→ Work to do
Find the string "losangos" in the listing and report every line that has it.

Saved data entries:
start
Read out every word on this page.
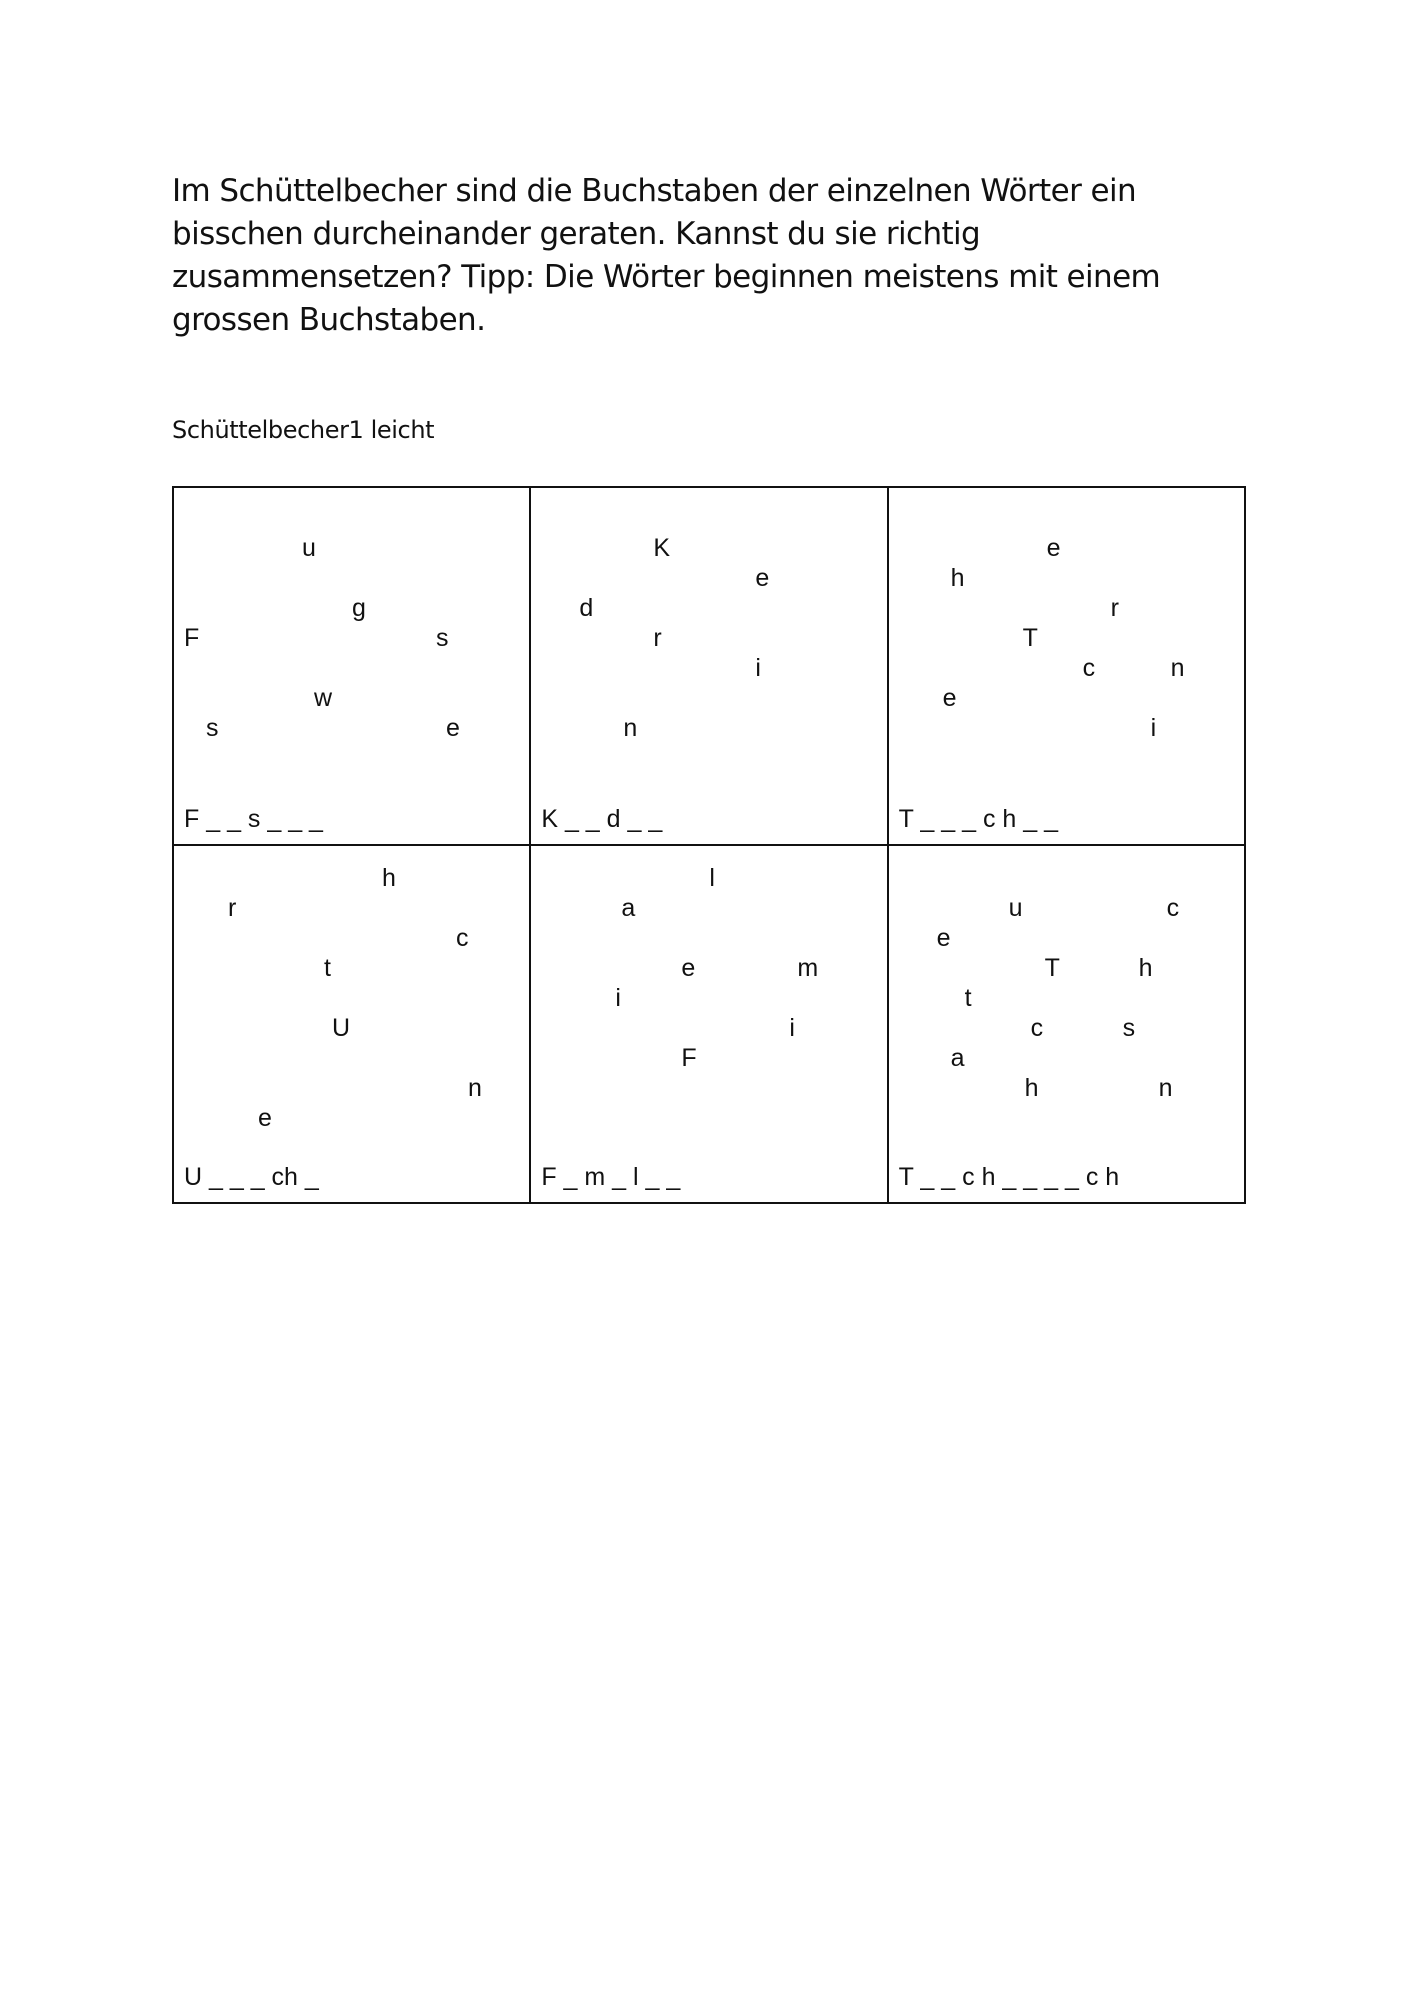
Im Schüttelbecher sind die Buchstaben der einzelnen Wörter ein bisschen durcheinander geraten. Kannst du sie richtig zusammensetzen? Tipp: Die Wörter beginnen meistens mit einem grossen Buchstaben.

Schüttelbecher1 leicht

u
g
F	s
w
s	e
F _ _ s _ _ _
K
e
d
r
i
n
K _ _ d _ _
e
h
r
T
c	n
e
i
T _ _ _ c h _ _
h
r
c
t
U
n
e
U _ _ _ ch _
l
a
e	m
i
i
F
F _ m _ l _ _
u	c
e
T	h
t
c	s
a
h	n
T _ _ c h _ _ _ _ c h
end
start
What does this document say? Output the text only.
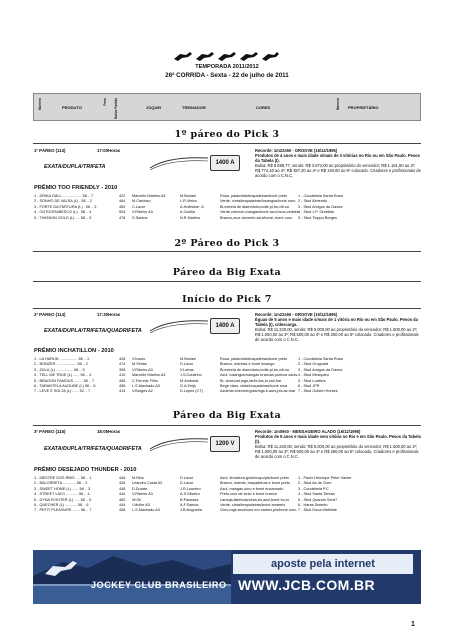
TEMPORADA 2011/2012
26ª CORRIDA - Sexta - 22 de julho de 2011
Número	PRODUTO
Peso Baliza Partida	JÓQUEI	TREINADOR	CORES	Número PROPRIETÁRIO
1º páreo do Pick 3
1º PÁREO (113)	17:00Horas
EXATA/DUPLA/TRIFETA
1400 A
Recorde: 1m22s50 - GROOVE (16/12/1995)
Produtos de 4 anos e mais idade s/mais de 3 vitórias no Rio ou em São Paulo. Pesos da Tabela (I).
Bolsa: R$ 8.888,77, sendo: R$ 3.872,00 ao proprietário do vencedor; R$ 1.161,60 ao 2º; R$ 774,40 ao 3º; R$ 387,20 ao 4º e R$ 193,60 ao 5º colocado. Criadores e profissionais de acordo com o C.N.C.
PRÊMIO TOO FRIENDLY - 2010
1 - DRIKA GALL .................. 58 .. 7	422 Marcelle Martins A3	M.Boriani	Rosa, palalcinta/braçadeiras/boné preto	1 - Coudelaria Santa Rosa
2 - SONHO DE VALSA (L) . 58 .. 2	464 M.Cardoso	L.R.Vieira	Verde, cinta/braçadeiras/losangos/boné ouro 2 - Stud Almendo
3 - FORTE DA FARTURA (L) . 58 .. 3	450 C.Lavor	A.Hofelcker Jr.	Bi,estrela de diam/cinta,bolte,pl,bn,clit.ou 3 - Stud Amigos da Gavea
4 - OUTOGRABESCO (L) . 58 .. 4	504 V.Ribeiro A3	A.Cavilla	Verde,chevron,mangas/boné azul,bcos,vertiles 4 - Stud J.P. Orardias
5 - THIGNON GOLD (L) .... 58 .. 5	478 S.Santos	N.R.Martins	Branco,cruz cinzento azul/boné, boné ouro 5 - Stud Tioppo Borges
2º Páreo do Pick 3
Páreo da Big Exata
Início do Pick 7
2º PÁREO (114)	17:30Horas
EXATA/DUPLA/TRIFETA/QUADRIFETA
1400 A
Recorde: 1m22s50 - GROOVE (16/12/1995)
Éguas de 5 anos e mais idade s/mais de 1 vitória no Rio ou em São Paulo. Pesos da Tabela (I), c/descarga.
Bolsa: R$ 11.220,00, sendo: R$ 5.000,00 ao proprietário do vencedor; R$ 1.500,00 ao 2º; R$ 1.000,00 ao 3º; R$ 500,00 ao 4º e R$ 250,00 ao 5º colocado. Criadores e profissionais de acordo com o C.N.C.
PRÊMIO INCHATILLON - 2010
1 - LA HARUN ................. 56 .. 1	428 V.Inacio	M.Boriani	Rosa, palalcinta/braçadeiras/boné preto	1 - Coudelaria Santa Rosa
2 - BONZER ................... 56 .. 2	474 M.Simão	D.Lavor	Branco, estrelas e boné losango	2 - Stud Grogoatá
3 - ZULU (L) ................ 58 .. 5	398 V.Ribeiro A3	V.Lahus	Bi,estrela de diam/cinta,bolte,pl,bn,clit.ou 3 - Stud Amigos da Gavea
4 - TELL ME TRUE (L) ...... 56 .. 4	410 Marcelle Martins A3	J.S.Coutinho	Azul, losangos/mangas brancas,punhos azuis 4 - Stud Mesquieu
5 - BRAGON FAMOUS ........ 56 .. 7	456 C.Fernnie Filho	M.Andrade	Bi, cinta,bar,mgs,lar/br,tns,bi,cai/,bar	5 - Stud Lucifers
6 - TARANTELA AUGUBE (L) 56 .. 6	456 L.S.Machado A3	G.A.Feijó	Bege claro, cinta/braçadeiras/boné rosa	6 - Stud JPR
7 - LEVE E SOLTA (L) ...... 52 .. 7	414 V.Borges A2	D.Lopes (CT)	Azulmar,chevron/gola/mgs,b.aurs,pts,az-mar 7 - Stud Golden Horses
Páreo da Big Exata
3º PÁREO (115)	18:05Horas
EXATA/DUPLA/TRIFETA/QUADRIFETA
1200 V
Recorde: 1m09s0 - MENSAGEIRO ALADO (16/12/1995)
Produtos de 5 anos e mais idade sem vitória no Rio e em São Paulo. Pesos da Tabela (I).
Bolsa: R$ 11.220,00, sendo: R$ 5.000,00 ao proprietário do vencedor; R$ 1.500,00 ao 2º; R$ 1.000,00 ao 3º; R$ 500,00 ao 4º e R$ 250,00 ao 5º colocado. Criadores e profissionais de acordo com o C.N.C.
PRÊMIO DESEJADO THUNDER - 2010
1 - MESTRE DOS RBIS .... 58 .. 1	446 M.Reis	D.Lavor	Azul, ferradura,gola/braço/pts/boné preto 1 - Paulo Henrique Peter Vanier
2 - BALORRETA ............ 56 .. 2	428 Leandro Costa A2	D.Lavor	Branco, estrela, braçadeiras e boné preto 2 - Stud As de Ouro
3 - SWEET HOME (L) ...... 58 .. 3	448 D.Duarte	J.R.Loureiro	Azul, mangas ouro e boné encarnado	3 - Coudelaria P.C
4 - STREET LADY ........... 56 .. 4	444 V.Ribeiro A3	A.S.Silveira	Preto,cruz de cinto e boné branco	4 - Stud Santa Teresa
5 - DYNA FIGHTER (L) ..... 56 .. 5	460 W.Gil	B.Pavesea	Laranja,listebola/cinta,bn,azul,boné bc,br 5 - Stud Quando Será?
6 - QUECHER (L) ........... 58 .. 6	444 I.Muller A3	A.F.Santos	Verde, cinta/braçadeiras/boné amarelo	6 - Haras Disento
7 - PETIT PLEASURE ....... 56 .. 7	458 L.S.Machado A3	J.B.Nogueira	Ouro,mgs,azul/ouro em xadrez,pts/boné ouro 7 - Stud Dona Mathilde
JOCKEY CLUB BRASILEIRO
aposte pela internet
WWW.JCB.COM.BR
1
end
start
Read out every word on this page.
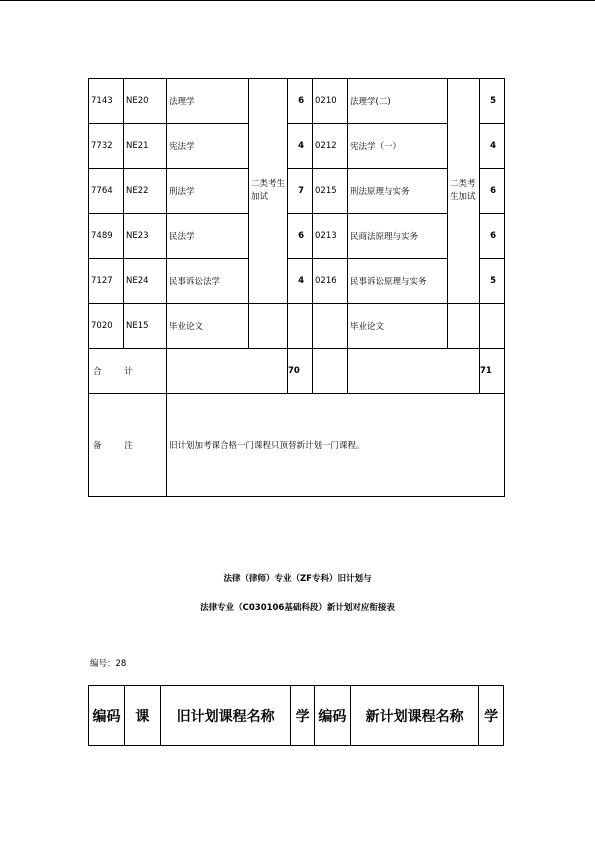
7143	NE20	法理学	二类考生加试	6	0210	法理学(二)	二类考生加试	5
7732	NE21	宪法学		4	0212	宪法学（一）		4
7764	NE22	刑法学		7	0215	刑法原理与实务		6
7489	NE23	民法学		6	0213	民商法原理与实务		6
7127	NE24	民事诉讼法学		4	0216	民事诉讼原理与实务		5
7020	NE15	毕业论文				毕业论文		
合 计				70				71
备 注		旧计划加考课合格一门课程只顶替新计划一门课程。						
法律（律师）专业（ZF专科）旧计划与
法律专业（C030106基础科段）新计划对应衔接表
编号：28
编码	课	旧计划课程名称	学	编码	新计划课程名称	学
end
→ Completed exercise
2 - SONHO DE VALSA (L) . 58 .. 2	464 M.Cardoso	L.R.Vieira	Verde, cinta/braçadeiras/losangos/boné ouro 2 - Stud Almendo
4 - TELL ME TRUE (L) ...... 56 .. 4	410 Marcelle Martins A3	J.S.Coutinho	Azul, losangos/mangas brancas,punhos azuis 4 - Stud Mesquieu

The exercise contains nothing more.